:: EXERCISE INSTRUCTIONS ::
a. Write out the part of the Ruby pilot text starting at "The Race scenario is" and ending at "completed in Java.".
b. Answer these questions from the Ruby pilot text:
(i) The customer's successful Ruby pilot came in at what fraction of the cost of the Java projections?
(ii) What will be the biggest objection to the Race scenario?
(iii) How far below the best fixed Java bid was the fixed bid that was successfully submitted?

:: PAGE ::
★ ★ ★ ★ ★ ★ ★

The Race scenario is actually less radical than you might expect, especially if the management team has an idea that Ruby is possibly many times as productive. Though the expense is high, this scenario is among the least risky Ruby scenarios. Be careful, though. One of the downsides is that Java remains an option even after your pilot is underway, even if you are successful. You can succeed technically, but still fail to make your case politically. One customer I interviewed completed a successful Ruby pilot, coming in at 1/4 of the cost of the Java projections. The customer loved the "prototype" and asked for it to be completed in Java.
Objections
With the Race scenario, the biggest objection will be cost. Your response to this objection should be unemotional and well reasoned. If you are successful, your overall costs may well be less than a completed Java project. Consider a project where Ruby is four times as productive, such as a classic Rails application. If management decides to ride Rails and scrap the Java side of your project half way through, your total costs would be only 75% of the cost of building the Java project from scratch. If you pulled the trigger on Ruby 25% of the way through the project, the total project would cost only 50% of a total Java effort based on finishing the project with a more productive technology. Surprisingly, your break-even point is at 75% of the way through the project!
The two pilot projects I show here are just two of the approaches I've seen. You can take many other approaches:
- Implement a classic pilot, emphasizing learning over selling.
- Rescue a failing Java project by using small teams with Ruby.
- Put out a low bid for a Java project, betting that you can succeed with less total effort. I've successfully submitted a fixed bid projects for 30% off of the best fixed Java bid, for example.
- Showcase a flagship framework capability such as domain-specific languages or Ajax integration.

★ ★ ★ ★ ★ ★ ★

:: DATASET EXCERPT ::
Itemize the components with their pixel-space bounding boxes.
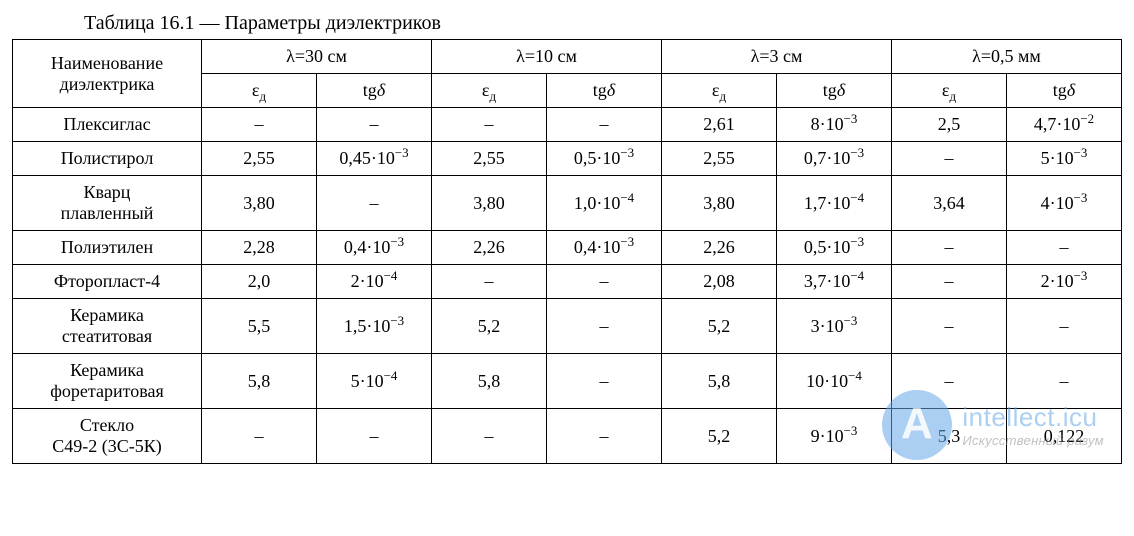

★ ★ ★ ★ ★ ★ ★

:: ANSWERS TO EACH TASK ::
a.
The Race scenario is actually less radical than you might expect, especially if the management team has an idea that Ruby is possibly many times as productive. Though the expense is high, this scenario is among the least risky Ruby scenarios. Be careful, though. One of the downsides is that Java remains an option even after your pilot is underway, even if you are successful. You can succeed technically, but still fail to make your case politically. One customer I interviewed completed a successful Ruby pilot, coming in at 1/4 of the cost of the Java projections. The customer loved the "prototype" and asked for it to be completed in Java.

b.
(i) 1/4
(ii) Cost
(iii) 30% off